Job:
Select the lines that contain "values" and copy each of them.
---------- Data listing
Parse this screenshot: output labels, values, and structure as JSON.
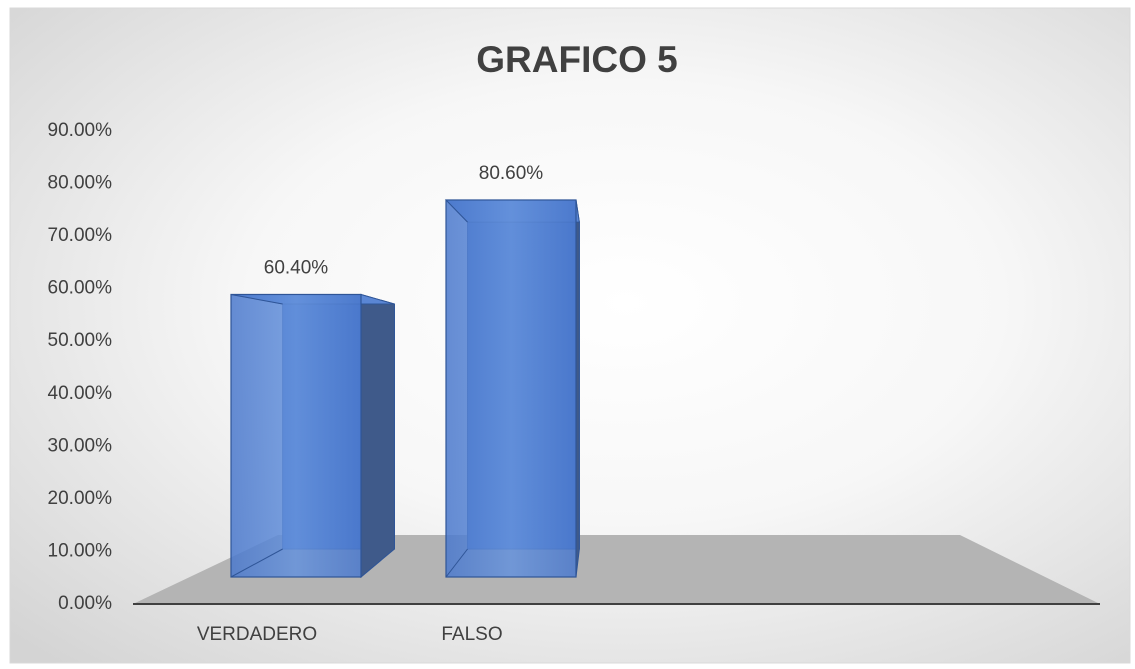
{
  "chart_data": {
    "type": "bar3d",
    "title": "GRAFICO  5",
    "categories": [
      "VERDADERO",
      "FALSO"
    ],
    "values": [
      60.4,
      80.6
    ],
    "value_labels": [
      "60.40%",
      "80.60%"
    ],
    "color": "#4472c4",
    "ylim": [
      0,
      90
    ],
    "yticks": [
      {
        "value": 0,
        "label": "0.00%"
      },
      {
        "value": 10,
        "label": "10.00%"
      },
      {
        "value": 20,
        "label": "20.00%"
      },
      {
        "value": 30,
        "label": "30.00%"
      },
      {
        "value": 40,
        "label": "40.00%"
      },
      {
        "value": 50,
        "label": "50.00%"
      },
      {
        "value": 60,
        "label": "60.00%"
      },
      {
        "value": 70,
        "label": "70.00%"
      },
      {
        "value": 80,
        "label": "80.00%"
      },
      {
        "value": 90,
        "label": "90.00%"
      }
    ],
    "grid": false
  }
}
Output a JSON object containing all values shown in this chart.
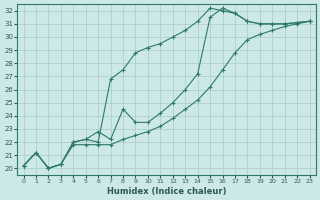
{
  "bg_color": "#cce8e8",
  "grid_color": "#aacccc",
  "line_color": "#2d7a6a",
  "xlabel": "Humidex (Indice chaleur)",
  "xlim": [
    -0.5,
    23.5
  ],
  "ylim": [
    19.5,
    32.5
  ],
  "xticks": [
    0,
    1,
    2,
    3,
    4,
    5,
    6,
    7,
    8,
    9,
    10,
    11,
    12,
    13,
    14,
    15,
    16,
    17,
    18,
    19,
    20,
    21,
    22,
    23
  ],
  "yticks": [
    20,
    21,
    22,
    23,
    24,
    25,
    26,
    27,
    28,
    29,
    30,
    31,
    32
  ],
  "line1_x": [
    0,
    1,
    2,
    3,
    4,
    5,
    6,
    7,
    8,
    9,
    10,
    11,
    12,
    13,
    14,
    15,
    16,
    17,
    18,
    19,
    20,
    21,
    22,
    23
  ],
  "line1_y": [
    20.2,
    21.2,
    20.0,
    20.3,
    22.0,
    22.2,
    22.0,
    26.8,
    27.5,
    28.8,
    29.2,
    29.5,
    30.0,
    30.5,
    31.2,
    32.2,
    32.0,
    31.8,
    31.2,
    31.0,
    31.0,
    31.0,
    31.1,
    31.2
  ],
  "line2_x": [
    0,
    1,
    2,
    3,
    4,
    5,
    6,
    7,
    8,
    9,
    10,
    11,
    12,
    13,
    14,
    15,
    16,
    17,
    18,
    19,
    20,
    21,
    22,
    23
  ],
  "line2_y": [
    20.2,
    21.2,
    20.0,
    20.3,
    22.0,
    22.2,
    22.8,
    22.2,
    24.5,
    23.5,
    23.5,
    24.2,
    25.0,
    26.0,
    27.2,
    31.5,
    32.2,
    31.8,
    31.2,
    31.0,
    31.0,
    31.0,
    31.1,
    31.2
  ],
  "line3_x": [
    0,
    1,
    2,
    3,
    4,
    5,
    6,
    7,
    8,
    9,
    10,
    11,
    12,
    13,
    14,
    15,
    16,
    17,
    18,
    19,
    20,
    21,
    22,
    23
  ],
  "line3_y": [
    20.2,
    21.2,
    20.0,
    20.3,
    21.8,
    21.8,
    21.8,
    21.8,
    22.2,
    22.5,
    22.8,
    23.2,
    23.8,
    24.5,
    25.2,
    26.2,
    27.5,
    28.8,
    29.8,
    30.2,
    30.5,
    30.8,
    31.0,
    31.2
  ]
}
--------------------
In response:
Parse this screenshot: output labels, values, and structure as JSON.
    "values": [
Output a JSON object containing all values shown in this chart.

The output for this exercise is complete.